━━━━━ RAW RECORDS ━━━━━
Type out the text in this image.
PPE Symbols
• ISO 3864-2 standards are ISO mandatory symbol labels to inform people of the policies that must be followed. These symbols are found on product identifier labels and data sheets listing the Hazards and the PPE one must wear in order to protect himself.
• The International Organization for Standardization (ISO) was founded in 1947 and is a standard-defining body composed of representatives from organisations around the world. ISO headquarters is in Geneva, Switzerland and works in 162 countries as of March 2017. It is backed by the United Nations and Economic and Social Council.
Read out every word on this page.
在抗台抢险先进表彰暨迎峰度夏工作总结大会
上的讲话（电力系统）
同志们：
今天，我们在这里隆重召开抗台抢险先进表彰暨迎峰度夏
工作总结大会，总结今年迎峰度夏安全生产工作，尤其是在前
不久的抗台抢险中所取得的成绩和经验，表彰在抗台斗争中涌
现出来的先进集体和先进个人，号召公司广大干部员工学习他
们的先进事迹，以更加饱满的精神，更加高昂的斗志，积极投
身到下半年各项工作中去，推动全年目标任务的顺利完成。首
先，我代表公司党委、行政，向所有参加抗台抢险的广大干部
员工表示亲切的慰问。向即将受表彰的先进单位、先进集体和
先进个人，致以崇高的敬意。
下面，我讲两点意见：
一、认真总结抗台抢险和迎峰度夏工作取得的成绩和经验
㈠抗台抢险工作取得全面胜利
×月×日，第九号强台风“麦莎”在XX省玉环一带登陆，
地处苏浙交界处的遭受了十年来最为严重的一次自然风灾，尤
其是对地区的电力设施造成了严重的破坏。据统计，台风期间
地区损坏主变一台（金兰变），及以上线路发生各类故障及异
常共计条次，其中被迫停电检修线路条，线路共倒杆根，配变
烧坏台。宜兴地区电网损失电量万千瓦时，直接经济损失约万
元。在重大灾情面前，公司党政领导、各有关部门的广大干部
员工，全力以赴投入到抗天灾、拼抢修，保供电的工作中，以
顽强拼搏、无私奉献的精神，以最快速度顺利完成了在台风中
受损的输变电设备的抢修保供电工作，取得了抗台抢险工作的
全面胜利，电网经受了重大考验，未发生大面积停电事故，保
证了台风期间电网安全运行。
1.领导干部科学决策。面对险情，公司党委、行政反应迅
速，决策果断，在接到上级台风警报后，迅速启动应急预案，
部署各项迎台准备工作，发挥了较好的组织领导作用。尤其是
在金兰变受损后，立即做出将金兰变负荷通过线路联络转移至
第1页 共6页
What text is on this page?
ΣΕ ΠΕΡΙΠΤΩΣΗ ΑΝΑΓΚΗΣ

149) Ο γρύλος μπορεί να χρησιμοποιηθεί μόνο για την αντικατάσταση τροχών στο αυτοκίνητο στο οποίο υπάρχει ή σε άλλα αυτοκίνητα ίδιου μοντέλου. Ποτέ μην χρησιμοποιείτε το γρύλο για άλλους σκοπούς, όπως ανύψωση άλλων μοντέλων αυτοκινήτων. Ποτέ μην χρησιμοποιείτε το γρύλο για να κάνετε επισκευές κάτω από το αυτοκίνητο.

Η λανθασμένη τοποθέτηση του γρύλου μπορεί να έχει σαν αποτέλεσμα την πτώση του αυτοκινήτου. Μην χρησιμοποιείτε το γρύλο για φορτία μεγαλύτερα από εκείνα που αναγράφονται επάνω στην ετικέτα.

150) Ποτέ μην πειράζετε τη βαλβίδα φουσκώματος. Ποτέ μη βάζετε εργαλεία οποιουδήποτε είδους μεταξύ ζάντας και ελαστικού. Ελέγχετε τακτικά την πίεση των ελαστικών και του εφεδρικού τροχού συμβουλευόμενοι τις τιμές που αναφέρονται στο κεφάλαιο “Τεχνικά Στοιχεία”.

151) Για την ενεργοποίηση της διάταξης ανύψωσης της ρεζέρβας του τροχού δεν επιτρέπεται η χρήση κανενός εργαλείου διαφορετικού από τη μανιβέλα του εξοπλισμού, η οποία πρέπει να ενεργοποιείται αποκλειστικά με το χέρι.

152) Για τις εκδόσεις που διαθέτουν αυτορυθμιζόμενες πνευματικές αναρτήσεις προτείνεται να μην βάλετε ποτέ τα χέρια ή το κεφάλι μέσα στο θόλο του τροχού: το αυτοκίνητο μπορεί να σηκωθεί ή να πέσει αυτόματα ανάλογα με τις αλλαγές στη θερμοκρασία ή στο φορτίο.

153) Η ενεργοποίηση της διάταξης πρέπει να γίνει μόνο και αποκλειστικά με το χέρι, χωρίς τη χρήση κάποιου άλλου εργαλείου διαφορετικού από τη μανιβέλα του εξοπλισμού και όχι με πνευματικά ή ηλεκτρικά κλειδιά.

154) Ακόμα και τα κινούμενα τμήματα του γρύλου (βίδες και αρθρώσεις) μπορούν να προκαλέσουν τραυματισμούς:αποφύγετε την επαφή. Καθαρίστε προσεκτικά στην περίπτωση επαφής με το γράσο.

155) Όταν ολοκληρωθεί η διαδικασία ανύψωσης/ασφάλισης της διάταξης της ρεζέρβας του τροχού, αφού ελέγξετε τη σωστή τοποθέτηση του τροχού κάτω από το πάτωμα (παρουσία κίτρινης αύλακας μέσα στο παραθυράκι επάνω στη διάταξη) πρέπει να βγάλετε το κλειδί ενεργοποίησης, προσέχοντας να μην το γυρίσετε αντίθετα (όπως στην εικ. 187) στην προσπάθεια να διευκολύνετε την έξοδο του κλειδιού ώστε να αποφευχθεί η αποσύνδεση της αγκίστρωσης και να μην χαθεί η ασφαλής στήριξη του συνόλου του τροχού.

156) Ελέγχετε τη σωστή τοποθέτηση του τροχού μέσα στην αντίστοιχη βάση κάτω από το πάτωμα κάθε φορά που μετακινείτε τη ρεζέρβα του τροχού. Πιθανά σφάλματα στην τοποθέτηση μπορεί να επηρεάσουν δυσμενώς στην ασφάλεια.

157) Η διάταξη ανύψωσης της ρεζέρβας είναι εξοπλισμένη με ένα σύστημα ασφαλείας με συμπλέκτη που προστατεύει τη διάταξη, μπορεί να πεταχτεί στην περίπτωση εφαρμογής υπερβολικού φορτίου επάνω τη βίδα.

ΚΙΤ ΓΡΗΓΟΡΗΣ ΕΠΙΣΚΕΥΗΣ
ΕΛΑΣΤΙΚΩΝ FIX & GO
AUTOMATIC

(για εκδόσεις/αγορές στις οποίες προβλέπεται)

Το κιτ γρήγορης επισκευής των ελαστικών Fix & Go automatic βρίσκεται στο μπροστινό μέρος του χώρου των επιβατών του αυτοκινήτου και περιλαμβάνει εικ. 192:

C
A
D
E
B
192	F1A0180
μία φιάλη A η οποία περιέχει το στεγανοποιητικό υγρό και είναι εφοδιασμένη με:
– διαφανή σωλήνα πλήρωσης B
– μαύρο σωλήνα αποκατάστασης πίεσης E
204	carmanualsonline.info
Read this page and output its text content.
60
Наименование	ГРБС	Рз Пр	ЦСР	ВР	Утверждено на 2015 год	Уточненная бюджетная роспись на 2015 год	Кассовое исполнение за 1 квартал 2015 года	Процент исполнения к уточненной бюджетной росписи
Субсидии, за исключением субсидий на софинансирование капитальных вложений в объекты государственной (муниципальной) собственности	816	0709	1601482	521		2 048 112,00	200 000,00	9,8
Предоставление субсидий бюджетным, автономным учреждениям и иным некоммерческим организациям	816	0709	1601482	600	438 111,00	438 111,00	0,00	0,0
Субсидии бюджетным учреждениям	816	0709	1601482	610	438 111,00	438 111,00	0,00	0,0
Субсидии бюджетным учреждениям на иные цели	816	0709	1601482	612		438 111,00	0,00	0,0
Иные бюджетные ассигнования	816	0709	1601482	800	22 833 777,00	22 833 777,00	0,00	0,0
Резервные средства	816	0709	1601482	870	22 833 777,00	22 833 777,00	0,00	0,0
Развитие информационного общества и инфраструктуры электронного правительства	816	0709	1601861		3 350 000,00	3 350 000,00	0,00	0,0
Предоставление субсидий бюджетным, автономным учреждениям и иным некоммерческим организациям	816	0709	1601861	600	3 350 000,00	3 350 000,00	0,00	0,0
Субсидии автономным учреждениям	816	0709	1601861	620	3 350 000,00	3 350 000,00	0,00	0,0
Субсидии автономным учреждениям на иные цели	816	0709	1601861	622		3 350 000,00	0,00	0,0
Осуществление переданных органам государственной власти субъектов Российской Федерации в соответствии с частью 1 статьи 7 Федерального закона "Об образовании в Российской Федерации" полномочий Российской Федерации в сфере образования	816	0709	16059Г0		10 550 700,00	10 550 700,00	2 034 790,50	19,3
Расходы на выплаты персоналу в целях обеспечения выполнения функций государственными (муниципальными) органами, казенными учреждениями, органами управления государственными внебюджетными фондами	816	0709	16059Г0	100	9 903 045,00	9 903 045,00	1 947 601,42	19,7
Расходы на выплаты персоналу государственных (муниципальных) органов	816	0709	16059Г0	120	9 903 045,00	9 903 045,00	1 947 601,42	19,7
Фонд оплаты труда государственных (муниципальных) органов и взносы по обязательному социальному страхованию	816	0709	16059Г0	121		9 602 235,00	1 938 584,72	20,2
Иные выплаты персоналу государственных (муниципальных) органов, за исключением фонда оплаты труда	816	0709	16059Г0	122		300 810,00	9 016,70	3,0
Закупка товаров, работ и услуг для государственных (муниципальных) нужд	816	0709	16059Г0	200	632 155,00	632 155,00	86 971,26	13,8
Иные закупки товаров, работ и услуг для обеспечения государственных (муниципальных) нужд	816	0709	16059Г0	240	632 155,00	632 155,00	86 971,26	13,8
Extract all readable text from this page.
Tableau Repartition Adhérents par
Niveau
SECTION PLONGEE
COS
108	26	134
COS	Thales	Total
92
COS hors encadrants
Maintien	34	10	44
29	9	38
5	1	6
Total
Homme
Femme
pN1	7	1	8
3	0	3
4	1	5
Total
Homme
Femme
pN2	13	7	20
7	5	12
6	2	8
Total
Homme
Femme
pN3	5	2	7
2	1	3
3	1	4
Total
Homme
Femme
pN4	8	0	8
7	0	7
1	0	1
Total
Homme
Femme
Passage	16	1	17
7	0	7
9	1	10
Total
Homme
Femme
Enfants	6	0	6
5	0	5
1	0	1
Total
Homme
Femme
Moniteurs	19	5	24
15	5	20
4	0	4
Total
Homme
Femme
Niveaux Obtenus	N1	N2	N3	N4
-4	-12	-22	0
━━━━━
▸ **THE EXERCISE**
Collect every line from the records above that contains the word "εκδόσεις".

▸ **FINAL RESULT**
152) Για τις εκδόσεις που διαθέτουν αυτορυθμιζόμενες πνευματικές αναρτήσεις προτείνεται να μην βάλετε ποτέ τα χέρια ή το κεφάλι μέσα στο θόλο του τροχού: το αυτοκίνητο μπορεί να σηκωθεί ή να πέσει αυτόματα ανάλογα με τις αλλαγές στη θερμοκρασία ή στο φορτίο.
(για εκδόσεις/αγορές στις οποίες προβλέπεται)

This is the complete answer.